# DIRECTIONS:
Return every line of each item below verbatim, omitting the pictures.

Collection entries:
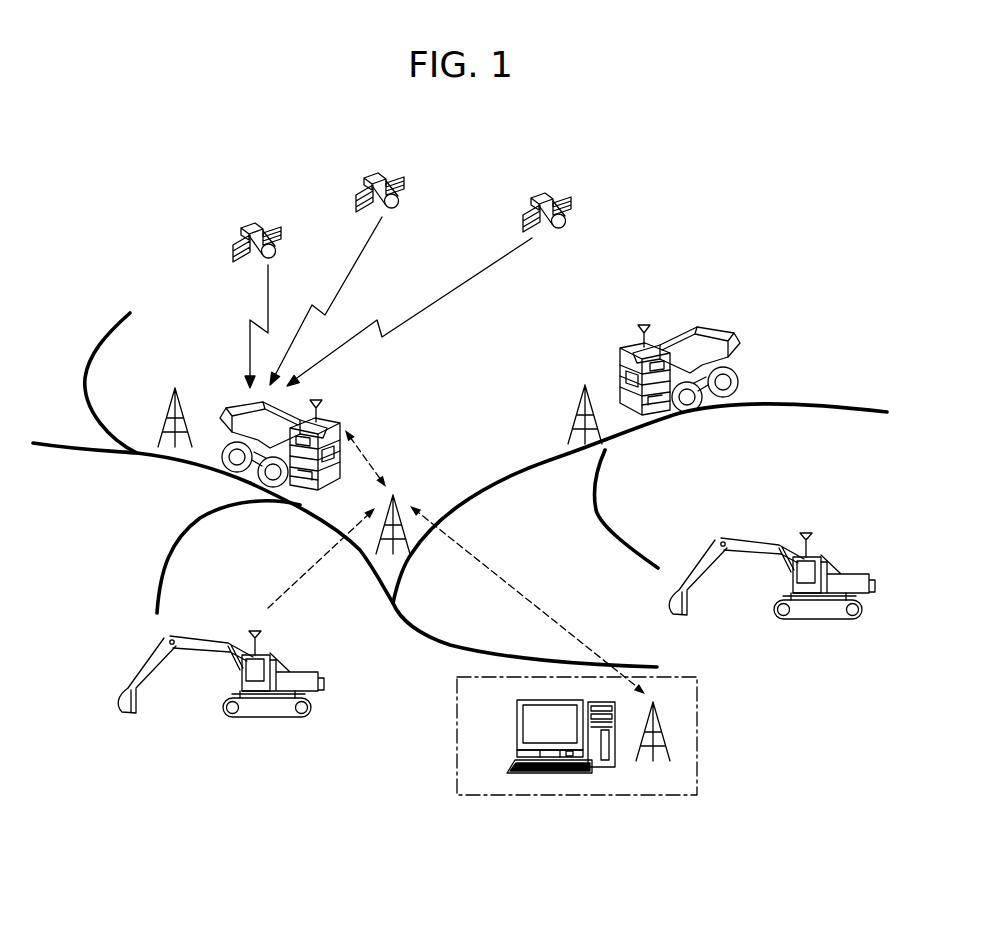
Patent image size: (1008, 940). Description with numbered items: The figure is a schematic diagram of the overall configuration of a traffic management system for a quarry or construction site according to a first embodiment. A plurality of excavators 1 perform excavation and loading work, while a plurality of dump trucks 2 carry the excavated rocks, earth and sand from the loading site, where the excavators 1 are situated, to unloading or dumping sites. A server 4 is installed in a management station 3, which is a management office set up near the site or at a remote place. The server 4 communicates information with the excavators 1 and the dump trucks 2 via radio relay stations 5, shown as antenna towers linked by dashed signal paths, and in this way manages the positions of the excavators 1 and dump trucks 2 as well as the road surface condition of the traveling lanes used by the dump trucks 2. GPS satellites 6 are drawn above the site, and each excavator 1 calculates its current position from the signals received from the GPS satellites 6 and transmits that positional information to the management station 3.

The excavator 1 is at (160, 638).
The dump truck 2 is at (327, 417).
The management station 3 is at (457, 742).
The server 4 is at (603, 770).
The radio relay station 5 is at (397, 499).
The GPS satellite 6 is at (382, 182).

# OUTPUT:
Patent image size: (1008, 940). Description with numbered items: The figure is a schematic diagram of the overall configuration of a traffic management system for a quarry or construction site according to a first embodiment. A plurality of excavators 1 perform excavation and loading work, while a plurality of dump trucks 2 carry the excavated rocks, earth and sand from the loading site, where the excavators 1 are situated, to unloading or dumping sites. A server 4 is installed in a management station 3, which is a management office set up near the site or at a remote place. The server 4 communicates information with the excavators 1 and the dump trucks 2 via radio relay stations 5, shown as antenna towers linked by dashed signal paths, and in this way manages the positions of the excavators 1 and dump trucks 2 as well as the road surface condition of the traveling lanes used by the dump trucks 2. GPS satellites 6 are drawn above the site, and each excavator 1 calculates its current position from the signals received from the GPS satellites 6 and transmits that positional information to the management station 3.

The excavator 1 is at (160, 638).
The dump truck 2 is at (327, 417).
The management station 3 is at (457, 742).
The server 4 is at (603, 770).
The radio relay station 5 is at (397, 499).
The GPS satellite 6 is at (382, 182).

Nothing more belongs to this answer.